EXERCISE OBJECTIVE
Rewrite the page extract on ClO2 starting at "Baker Hughes uses" and ending at "reducers or gels?", replacing "water flow" with "flowing water" throughout.

PAGE EXTRACT

• • • •

How is ClO2 generated and delivered?
While some “stabilized” ClO2 products come in shippable containers, these are typically chlorite-based mixtures that are enhanced when activated with acid or a low pH (acidic) environment. These products are applicable for smaller oxidative applications.

ClO2 for oilfield surface operations cannot be shipped; it must be generated near the point of application, then injected immediately into larger quantities of water. The gas is generated onsite via a mobile or permanently mounted generator using water and either a two-precursor (acid, sodium chlorite) or a three-precursor (sodium hypochlorite, hydrochloric acid, sodium chlorite) system.

Baker Hughes uses DuPont’s Chemours ADOX MG3 ClO2 generation systems in its H2PrO HD Water Management service Gen III mobile units to generate a highly effective onsite treatment solution using a proven acid/bleach system. This system is vacuum-based, requiring no pumps. Chemicals are mixed in situ in an aqueous solution at a maximum concentration level of 3,000 ppm (0.3%), eliminating any flammable hazards. This method, which is based on water flow, is considered one of the safest for generating ClO2 because it avoids potential gas formation in a prereaction chamber. If there is no water flow, no
chemical is generated.

Does ClO2 interfere with friction reducers or gels?
The degree to which pH may be decreased is highly dependent on ClO2 generation efficiency and dose rates. An inefficient reaction could leave unreacted acid in the water, and high dose rates might leave high residuals of ClO2. Under most conditions, however, there should not be any significant pH depression when using an efficient system at the proper dosage rates.

The greatest potential of lowering pH comes when treating produced waters with elevated levels of metals or FeS. Higher residual levels and lower pH can result if the dose rates are not balanced. However, when they are matched, the residual levels in the working tanks should remain low and pH relatively unchanged.

• • • •

MATERIAL PROVIDED
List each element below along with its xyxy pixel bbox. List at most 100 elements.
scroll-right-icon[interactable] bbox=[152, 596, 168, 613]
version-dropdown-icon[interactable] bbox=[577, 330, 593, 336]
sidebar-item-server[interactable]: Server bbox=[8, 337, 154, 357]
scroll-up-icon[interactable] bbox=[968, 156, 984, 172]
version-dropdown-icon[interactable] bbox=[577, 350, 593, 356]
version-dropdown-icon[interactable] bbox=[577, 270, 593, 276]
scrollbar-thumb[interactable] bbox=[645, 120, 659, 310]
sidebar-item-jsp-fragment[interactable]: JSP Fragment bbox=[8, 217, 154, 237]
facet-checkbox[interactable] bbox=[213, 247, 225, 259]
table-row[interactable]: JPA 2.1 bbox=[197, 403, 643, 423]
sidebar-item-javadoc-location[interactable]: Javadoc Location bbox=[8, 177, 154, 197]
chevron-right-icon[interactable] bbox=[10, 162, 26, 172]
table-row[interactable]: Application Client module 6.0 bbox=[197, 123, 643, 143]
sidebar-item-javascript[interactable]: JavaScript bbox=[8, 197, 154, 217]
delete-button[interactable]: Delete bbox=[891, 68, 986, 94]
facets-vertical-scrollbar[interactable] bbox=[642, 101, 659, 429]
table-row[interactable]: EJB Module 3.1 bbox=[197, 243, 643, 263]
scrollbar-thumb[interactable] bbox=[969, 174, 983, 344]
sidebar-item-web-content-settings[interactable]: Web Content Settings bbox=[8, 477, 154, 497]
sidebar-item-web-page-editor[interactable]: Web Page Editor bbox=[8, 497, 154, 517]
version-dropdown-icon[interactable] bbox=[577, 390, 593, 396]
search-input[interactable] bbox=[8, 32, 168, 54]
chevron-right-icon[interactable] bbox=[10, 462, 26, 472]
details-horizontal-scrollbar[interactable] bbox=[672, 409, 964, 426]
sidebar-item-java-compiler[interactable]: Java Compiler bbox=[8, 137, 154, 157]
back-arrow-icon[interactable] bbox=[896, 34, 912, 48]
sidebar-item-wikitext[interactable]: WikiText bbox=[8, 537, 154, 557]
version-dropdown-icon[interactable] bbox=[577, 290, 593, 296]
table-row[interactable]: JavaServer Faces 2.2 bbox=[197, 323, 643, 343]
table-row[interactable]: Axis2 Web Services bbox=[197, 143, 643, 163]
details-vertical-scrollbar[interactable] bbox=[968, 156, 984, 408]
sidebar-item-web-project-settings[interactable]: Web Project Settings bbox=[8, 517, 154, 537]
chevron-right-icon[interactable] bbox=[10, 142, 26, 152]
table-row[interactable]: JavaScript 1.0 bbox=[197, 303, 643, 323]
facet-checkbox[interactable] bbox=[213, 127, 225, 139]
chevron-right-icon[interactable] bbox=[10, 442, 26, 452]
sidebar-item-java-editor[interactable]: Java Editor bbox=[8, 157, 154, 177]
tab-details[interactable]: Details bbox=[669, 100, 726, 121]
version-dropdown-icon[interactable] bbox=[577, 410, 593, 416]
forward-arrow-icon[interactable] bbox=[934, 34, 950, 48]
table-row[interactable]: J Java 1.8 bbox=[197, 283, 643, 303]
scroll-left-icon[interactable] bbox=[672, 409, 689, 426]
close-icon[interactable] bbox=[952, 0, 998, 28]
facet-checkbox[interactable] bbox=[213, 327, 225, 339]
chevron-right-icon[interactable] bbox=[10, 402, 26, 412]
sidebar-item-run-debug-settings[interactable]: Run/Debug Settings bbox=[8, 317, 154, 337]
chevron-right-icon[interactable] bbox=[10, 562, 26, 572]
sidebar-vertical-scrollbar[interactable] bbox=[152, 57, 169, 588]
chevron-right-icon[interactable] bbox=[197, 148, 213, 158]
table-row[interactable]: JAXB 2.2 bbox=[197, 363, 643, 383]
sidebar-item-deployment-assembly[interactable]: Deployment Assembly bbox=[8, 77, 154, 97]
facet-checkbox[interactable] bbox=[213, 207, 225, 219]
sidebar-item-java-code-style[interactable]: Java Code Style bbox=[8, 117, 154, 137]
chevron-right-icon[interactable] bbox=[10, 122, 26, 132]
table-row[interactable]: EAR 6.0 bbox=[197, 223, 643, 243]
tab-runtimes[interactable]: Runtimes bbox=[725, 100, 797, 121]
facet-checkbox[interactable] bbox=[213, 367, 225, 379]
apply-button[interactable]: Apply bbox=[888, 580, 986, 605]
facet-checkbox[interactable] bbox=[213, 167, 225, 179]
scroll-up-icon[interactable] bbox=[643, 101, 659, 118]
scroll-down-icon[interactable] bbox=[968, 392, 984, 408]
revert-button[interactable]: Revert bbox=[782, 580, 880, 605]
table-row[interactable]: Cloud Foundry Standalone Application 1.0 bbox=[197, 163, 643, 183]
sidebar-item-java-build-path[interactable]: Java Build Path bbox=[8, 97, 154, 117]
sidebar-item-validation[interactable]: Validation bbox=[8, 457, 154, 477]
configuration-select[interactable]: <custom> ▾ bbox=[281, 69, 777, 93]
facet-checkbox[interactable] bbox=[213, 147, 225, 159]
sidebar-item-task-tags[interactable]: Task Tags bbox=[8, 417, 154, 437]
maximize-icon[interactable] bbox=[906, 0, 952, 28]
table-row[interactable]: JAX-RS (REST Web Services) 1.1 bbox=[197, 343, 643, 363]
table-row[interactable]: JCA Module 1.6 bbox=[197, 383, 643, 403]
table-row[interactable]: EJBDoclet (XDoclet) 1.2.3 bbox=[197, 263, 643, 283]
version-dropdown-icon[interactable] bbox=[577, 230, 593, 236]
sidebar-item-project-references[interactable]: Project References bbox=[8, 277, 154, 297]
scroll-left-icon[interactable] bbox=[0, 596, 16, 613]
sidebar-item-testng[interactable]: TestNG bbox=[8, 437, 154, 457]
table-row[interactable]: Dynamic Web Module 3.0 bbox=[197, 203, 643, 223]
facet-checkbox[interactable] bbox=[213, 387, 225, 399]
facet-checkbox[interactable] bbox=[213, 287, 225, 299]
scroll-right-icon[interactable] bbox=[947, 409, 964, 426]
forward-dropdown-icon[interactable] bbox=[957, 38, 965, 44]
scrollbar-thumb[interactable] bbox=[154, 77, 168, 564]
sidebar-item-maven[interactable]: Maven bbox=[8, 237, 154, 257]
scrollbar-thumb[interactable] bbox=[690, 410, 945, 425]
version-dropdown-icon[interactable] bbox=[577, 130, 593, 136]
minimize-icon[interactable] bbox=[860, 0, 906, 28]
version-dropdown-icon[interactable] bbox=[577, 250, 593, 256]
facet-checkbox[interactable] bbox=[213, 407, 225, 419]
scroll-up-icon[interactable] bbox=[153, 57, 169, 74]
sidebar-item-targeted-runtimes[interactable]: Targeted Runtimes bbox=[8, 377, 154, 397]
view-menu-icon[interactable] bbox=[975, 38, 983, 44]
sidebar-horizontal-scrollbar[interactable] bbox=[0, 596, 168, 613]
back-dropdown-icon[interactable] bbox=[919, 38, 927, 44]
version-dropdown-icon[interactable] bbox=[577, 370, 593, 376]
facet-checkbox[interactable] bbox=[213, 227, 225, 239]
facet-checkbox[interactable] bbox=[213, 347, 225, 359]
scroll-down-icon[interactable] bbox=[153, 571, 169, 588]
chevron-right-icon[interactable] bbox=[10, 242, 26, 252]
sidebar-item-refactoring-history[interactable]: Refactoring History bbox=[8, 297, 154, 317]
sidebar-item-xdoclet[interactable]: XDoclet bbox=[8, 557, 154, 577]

• • • •

TASK OUTPUT
Baker Hughes uses DuPont’s Chemours ADOX MG3 ClO2 generation systems in its H2PrO HD Water Management service Gen III mobile units to generate a highly effective onsite treatment solution using a proven acid/bleach system. This system is vacuum-based, requiring no pumps. Chemicals are mixed in situ in an aqueous solution at a maximum concentration level of 3,000 ppm (0.3%), eliminating any flammable hazards. This method, which is based on flowing water, is considered one of the safest for generating ClO2 because it avoids potential gas formation in a prereaction chamber. If there is no flowing water, no
chemical is generated.

Does ClO2 interfere with friction reducers or gels?